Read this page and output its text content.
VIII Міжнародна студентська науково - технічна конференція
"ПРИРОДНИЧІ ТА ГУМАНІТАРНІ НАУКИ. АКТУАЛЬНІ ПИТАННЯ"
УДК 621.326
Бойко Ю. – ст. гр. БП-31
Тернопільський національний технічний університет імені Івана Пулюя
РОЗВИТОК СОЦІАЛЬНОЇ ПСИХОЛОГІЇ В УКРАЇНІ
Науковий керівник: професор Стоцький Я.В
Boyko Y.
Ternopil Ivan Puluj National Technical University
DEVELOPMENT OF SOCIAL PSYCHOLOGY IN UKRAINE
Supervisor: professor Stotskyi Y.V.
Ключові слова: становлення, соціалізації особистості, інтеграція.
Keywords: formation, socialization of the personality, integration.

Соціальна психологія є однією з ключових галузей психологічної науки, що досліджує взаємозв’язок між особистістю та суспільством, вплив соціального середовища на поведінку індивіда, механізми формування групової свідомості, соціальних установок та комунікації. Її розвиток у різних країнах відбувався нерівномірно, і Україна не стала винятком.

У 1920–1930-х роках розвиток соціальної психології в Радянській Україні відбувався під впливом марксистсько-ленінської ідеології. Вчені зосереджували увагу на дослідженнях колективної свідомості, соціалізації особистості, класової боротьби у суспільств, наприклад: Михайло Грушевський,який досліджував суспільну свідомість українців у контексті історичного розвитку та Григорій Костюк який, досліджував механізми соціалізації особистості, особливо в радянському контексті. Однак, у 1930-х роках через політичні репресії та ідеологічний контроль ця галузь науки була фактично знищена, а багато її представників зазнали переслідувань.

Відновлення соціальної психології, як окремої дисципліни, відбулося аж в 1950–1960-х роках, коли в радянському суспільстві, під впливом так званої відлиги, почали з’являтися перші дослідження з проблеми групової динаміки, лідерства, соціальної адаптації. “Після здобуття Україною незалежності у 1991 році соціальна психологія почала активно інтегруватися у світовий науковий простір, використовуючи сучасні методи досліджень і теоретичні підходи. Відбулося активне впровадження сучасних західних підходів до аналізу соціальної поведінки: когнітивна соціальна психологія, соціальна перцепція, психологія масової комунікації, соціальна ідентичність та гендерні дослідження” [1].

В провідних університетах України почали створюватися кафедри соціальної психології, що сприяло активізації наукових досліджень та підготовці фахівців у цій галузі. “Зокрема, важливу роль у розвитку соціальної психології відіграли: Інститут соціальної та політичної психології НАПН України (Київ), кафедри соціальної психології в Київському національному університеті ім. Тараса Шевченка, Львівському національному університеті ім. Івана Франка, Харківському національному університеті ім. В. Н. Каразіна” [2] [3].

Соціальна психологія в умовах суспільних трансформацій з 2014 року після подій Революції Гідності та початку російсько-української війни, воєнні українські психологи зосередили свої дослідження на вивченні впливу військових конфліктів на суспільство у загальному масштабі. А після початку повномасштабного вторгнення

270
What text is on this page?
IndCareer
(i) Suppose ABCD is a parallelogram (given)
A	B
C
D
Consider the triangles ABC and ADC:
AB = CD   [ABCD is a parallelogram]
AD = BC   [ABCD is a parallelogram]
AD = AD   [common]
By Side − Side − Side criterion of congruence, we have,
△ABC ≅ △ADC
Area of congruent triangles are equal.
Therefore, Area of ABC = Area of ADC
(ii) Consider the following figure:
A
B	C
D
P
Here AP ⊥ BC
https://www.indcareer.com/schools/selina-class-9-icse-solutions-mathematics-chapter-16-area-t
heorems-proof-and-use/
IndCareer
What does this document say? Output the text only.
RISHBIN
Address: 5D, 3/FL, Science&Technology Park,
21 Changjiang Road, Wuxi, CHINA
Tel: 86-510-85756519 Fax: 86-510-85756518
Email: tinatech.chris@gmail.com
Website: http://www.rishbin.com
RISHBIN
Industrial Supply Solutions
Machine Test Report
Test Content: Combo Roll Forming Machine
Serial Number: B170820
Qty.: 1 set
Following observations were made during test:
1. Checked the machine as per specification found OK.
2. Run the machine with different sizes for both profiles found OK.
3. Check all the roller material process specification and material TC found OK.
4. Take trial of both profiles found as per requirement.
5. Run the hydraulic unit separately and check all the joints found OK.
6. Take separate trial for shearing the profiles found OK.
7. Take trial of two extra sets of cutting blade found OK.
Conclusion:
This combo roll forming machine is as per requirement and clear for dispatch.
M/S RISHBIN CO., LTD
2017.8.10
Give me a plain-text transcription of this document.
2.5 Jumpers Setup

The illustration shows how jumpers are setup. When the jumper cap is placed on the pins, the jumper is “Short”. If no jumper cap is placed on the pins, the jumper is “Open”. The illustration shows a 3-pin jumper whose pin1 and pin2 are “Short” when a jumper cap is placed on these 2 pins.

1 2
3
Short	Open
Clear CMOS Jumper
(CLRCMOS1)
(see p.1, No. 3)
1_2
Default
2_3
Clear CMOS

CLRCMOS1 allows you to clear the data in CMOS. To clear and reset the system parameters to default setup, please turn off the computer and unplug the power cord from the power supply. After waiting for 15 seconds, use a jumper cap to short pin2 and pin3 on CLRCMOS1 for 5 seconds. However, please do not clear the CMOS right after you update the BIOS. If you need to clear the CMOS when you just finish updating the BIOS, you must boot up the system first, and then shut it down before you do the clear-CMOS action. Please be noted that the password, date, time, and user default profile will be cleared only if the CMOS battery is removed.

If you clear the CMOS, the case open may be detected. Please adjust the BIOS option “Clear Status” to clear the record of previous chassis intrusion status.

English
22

**WHAT IS EXPECTED:**
Reproduce each record exactly, leaving nothing out.

**COMPLETE ANSWER:**
Read this page and output its text content.
VIII Міжнародна студентська науково - технічна конференція
"ПРИРОДНИЧІ ТА ГУМАНІТАРНІ НАУКИ. АКТУАЛЬНІ ПИТАННЯ"
УДК 621.326
Бойко Ю. – ст. гр. БП-31
Тернопільський національний технічний університет імені Івана Пулюя
РОЗВИТОК СОЦІАЛЬНОЇ ПСИХОЛОГІЇ В УКРАЇНІ
Науковий керівник: професор Стоцький Я.В
Boyko Y.
Ternopil Ivan Puluj National Technical University
DEVELOPMENT OF SOCIAL PSYCHOLOGY IN UKRAINE
Supervisor: professor Stotskyi Y.V.
Ключові слова: становлення, соціалізації особистості, інтеграція.
Keywords: formation, socialization of the personality, integration.

Соціальна психологія є однією з ключових галузей психологічної науки, що досліджує взаємозв’язок між особистістю та суспільством, вплив соціального середовища на поведінку індивіда, механізми формування групової свідомості, соціальних установок та комунікації. Її розвиток у різних країнах відбувався нерівномірно, і Україна не стала винятком.

У 1920–1930-х роках розвиток соціальної психології в Радянській Україні відбувався під впливом марксистсько-ленінської ідеології. Вчені зосереджували увагу на дослідженнях колективної свідомості, соціалізації особистості, класової боротьби у суспільств, наприклад: Михайло Грушевський,який досліджував суспільну свідомість українців у контексті історичного розвитку та Григорій Костюк який, досліджував механізми соціалізації особистості, особливо в радянському контексті. Однак, у 1930-х роках через політичні репресії та ідеологічний контроль ця галузь науки була фактично знищена, а багато її представників зазнали переслідувань.

Відновлення соціальної психології, як окремої дисципліни, відбулося аж в 1950–1960-х роках, коли в радянському суспільстві, під впливом так званої відлиги, почали з’являтися перші дослідження з проблеми групової динаміки, лідерства, соціальної адаптації. “Після здобуття Україною незалежності у 1991 році соціальна психологія почала активно інтегруватися у світовий науковий простір, використовуючи сучасні методи досліджень і теоретичні підходи. Відбулося активне впровадження сучасних західних підходів до аналізу соціальної поведінки: когнітивна соціальна психологія, соціальна перцепція, психологія масової комунікації, соціальна ідентичність та гендерні дослідження” [1].

В провідних університетах України почали створюватися кафедри соціальної психології, що сприяло активізації наукових досліджень та підготовці фахівців у цій галузі. “Зокрема, важливу роль у розвитку соціальної психології відіграли: Інститут соціальної та політичної психології НАПН України (Київ), кафедри соціальної психології в Київському національному університеті ім. Тараса Шевченка, Львівському національному університеті ім. Івана Франка, Харківському національному університеті ім. В. Н. Каразіна” [2] [3].

Соціальна психологія в умовах суспільних трансформацій з 2014 року після подій Революції Гідності та початку російсько-української війни, воєнні українські психологи зосередили свої дослідження на вивченні впливу військових конфліктів на суспільство у загальному масштабі. А після початку повномасштабного вторгнення

270
What text is on this page?
IndCareer
(i) Suppose ABCD is a parallelogram (given)
A	B
C
D
Consider the triangles ABC and ADC:
AB = CD   [ABCD is a parallelogram]
AD = BC   [ABCD is a parallelogram]
AD = AD   [common]
By Side − Side − Side criterion of congruence, we have,
△ABC ≅ △ADC
Area of congruent triangles are equal.
Therefore, Area of ABC = Area of ADC
(ii) Consider the following figure:
A
B	C
D
P
Here AP ⊥ BC
https://www.indcareer.com/schools/selina-class-9-icse-solutions-mathematics-chapter-16-area-t
heorems-proof-and-use/
IndCareer
What does this document say? Output the text only.
RISHBIN
Address: 5D, 3/FL, Science&Technology Park,
21 Changjiang Road, Wuxi, CHINA
Tel: 86-510-85756519 Fax: 86-510-85756518
Email: tinatech.chris@gmail.com
Website: http://www.rishbin.com
RISHBIN
Industrial Supply Solutions
Machine Test Report
Test Content: Combo Roll Forming Machine
Serial Number: B170820
Qty.: 1 set
Following observations were made during test:
1. Checked the machine as per specification found OK.
2. Run the machine with different sizes for both profiles found OK.
3. Check all the roller material process specification and material TC found OK.
4. Take trial of both profiles found as per requirement.
5. Run the hydraulic unit separately and check all the joints found OK.
6. Take separate trial for shearing the profiles found OK.
7. Take trial of two extra sets of cutting blade found OK.
Conclusion:
This combo roll forming machine is as per requirement and clear for dispatch.
M/S RISHBIN CO., LTD
2017.8.10
Give me a plain-text transcription of this document.
2.5 Jumpers Setup

The illustration shows how jumpers are setup. When the jumper cap is placed on the pins, the jumper is “Short”. If no jumper cap is placed on the pins, the jumper is “Open”. The illustration shows a 3-pin jumper whose pin1 and pin2 are “Short” when a jumper cap is placed on these 2 pins.

1 2
3
Short	Open
Clear CMOS Jumper
(CLRCMOS1)
(see p.1, No. 3)
1_2
Default
2_3
Clear CMOS

CLRCMOS1 allows you to clear the data in CMOS. To clear and reset the system parameters to default setup, please turn off the computer and unplug the power cord from the power supply. After waiting for 15 seconds, use a jumper cap to short pin2 and pin3 on CLRCMOS1 for 5 seconds. However, please do not clear the CMOS right after you update the BIOS. If you need to clear the CMOS when you just finish updating the BIOS, you must boot up the system first, and then shut it down before you do the clear-CMOS action. Please be noted that the password, date, time, and user default profile will be cleared only if the CMOS battery is removed.

If you clear the CMOS, the case open may be detected. Please adjust the BIOS option “Clear Status” to clear the record of previous chassis intrusion status.

English
22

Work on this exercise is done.